─── SUPPLIED ENTRIES

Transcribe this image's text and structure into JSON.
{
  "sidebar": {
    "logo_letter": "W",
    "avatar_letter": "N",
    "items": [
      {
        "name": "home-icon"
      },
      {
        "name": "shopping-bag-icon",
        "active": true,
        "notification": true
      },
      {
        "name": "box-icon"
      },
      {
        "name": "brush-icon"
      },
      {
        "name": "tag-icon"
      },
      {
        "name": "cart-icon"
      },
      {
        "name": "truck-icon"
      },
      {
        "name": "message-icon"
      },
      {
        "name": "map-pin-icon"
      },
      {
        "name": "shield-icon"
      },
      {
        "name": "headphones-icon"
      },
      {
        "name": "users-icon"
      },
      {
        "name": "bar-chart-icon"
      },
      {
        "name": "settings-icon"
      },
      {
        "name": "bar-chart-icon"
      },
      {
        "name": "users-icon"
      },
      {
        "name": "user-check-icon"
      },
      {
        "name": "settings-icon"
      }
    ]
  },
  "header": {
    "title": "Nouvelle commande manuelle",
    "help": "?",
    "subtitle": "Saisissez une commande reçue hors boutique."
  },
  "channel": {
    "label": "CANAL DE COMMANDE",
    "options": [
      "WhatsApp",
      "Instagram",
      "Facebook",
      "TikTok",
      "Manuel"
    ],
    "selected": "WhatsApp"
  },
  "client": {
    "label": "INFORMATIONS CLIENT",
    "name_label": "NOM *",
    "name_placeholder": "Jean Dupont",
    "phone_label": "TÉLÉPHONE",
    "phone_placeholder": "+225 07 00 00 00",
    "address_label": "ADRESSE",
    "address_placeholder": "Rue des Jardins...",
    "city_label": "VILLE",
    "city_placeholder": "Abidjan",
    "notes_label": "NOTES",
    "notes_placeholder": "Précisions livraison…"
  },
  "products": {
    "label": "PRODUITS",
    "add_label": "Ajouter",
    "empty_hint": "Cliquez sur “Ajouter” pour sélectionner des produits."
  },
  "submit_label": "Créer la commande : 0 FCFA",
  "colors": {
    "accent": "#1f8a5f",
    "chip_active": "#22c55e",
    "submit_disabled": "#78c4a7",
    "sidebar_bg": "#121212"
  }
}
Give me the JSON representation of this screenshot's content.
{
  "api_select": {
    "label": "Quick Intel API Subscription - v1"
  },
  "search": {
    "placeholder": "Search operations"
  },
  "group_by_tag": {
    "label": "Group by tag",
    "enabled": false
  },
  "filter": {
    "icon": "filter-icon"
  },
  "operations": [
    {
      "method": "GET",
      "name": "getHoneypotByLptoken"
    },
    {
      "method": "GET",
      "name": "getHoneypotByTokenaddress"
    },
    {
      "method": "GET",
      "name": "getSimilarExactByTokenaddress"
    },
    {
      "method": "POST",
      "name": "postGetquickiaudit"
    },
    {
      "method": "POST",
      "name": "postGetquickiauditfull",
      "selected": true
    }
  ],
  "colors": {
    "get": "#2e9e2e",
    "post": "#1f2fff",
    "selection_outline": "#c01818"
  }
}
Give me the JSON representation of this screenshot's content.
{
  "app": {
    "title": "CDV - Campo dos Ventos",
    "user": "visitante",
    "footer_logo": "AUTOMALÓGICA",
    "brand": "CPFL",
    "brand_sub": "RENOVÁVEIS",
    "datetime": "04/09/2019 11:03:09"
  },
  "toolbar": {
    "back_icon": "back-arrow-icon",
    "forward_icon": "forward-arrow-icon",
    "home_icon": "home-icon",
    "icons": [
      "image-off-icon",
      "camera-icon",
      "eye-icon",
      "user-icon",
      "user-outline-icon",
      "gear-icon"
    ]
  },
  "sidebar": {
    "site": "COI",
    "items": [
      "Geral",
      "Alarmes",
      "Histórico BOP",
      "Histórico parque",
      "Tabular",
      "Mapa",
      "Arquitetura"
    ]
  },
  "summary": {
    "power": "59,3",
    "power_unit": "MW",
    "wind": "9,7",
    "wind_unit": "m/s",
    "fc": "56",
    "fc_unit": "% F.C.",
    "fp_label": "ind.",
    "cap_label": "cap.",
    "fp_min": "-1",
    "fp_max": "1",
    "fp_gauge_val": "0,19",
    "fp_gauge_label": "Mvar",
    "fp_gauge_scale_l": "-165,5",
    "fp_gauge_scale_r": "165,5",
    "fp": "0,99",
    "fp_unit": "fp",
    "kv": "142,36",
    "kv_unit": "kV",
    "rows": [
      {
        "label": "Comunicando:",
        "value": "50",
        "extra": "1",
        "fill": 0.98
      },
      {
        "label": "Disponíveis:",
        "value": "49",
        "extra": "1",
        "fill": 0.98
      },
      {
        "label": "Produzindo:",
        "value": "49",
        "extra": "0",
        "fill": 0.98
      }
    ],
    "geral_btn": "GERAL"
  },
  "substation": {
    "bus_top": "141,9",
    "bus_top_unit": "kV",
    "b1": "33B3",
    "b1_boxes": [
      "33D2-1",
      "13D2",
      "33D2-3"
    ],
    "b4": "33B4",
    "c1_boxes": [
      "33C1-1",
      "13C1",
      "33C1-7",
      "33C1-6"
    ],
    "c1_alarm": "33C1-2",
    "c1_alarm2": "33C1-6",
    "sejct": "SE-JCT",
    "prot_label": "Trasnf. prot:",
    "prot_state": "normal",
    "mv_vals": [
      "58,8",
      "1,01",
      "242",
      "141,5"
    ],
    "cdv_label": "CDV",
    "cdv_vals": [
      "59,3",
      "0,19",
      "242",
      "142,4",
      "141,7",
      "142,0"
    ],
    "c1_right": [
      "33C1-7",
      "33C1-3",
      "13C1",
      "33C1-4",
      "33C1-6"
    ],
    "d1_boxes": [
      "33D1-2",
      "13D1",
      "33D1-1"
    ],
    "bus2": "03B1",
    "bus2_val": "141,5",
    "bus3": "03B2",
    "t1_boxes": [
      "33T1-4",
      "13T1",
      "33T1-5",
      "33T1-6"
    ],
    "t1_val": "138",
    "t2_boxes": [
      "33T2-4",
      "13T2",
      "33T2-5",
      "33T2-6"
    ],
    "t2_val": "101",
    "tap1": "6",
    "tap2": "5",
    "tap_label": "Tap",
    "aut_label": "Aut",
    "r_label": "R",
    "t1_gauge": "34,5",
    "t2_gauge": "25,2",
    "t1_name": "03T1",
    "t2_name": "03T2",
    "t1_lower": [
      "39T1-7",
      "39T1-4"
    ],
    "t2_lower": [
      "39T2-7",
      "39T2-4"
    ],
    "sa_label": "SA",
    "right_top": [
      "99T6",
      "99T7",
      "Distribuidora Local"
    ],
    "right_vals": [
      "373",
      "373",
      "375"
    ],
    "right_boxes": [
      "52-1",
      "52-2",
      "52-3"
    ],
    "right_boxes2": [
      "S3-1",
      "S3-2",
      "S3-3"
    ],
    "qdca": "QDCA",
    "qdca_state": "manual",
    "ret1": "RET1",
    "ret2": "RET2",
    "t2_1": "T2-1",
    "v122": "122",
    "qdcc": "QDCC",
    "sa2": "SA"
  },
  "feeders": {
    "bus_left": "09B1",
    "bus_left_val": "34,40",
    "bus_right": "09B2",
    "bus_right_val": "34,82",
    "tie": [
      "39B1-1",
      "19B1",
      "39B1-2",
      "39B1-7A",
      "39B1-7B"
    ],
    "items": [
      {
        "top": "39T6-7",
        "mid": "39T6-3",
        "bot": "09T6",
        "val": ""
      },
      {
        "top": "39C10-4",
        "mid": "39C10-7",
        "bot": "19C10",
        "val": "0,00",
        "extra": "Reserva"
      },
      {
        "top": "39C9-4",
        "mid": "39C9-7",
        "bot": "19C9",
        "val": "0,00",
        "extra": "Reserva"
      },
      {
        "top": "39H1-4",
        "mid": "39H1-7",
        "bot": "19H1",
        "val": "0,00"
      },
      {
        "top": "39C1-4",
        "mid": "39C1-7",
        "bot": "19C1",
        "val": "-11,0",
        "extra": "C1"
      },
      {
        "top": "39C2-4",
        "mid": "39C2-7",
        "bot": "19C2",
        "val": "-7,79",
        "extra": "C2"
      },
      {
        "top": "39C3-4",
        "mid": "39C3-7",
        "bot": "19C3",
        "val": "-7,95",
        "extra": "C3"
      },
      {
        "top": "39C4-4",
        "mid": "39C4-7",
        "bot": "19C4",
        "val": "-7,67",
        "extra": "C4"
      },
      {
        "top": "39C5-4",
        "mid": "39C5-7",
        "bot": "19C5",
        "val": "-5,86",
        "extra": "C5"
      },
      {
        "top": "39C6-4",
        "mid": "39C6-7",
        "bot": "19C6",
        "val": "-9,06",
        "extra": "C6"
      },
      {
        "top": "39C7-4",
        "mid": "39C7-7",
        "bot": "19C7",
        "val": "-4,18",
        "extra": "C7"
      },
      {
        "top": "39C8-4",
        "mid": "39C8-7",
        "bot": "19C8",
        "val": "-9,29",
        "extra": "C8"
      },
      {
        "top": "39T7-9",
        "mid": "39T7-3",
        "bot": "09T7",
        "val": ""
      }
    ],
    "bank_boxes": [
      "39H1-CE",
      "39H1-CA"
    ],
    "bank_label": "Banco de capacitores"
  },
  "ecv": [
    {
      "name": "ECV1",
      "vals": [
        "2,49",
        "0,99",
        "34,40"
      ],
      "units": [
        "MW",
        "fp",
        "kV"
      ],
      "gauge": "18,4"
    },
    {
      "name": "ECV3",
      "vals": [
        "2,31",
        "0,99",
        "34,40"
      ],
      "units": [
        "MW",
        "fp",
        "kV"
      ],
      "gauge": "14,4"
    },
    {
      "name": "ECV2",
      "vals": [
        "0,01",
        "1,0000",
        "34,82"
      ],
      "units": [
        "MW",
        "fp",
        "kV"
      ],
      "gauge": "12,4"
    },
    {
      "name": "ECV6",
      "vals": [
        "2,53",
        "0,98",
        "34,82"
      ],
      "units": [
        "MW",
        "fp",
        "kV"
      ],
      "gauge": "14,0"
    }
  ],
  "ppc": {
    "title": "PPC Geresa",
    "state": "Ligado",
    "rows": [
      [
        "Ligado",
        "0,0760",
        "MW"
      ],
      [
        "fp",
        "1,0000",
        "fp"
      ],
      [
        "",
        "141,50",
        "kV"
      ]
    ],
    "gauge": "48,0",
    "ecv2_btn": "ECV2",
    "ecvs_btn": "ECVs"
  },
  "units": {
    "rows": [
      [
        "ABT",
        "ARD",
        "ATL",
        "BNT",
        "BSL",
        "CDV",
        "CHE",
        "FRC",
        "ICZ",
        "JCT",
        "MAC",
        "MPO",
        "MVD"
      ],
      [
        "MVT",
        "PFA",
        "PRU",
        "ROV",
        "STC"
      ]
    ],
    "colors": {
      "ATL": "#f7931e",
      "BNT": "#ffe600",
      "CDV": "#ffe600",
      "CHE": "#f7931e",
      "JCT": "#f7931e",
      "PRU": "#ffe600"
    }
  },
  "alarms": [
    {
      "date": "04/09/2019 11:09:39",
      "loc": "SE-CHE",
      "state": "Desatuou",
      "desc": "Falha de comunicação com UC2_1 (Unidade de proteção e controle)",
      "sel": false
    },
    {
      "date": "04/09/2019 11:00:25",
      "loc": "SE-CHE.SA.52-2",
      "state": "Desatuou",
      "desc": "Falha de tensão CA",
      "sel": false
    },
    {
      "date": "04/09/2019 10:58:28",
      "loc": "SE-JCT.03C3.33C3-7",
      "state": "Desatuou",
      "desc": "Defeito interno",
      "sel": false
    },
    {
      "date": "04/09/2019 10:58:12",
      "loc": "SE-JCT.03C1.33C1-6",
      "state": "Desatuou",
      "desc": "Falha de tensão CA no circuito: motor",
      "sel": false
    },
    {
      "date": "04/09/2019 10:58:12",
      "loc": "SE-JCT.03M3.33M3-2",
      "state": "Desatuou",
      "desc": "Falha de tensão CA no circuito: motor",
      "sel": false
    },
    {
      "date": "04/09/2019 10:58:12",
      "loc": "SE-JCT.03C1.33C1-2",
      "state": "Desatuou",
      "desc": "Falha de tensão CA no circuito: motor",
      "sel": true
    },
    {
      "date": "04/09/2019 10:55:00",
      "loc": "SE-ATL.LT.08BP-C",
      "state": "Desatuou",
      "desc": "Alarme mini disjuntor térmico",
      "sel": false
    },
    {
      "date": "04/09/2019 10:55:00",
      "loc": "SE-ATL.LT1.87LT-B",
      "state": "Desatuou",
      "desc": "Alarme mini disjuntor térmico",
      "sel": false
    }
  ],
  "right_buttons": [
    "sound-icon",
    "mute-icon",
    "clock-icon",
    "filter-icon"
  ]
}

──────

* PROBLEM TO WORK ON:
Gather up every line in the data above that contains the word "Ajouter", copying each one.

* ANSWER IN FULL:
    "add_label": "Ajouter",
    "empty_hint": "Cliquez sur “Ajouter” pour sélectionner des produits."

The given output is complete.